◆ **Your objective**: Present the following data again exactly as it is shown.

[Entries taken from a collection]
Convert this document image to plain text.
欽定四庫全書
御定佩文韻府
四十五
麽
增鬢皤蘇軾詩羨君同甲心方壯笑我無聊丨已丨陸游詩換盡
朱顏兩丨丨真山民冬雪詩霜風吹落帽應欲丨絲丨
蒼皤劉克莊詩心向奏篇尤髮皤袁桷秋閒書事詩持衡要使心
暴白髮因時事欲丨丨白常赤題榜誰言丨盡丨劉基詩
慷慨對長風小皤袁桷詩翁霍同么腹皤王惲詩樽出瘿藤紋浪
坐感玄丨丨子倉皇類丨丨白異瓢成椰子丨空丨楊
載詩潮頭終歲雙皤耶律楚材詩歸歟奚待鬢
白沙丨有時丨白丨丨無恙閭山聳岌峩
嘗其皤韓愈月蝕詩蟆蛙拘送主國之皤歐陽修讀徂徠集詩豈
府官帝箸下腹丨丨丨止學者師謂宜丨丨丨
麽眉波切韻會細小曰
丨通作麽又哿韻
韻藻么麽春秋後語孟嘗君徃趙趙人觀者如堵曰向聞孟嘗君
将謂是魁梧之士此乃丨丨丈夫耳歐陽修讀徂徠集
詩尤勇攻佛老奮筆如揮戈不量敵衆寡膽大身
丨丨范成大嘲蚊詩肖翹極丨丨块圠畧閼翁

◆ **Correct result**:
Convert this document image to plain text.
欽定四庫全書
御定佩文韻府
四十五
麽
增鬢皤蘇軾詩羨君同甲心方壯笑我無聊丨已丨陸游詩換盡
朱顏兩丨丨真山民冬雪詩霜風吹落帽應欲丨絲丨
蒼皤劉克莊詩心向奏篇尤髮皤袁桷秋閒書事詩持衡要使心
暴白髮因時事欲丨丨白常赤題榜誰言丨盡丨劉基詩
慷慨對長風小皤袁桷詩翁霍同么腹皤王惲詩樽出瘿藤紋浪
坐感玄丨丨子倉皇類丨丨白異瓢成椰子丨空丨楊
載詩潮頭終歲雙皤耶律楚材詩歸歟奚待鬢
白沙丨有時丨白丨丨無恙閭山聳岌峩
嘗其皤韓愈月蝕詩蟆蛙拘送主國之皤歐陽修讀徂徠集詩豈
府官帝箸下腹丨丨丨止學者師謂宜丨丨丨
麽眉波切韻會細小曰
丨通作麽又哿韻
韻藻么麽春秋後語孟嘗君徃趙趙人觀者如堵曰向聞孟嘗君
将謂是魁梧之士此乃丨丨丈夫耳歐陽修讀徂徠集
詩尤勇攻佛老奮筆如揮戈不量敵衆寡膽大身
丨丨范成大嘲蚊詩肖翹極丨丨块圠畧閼翁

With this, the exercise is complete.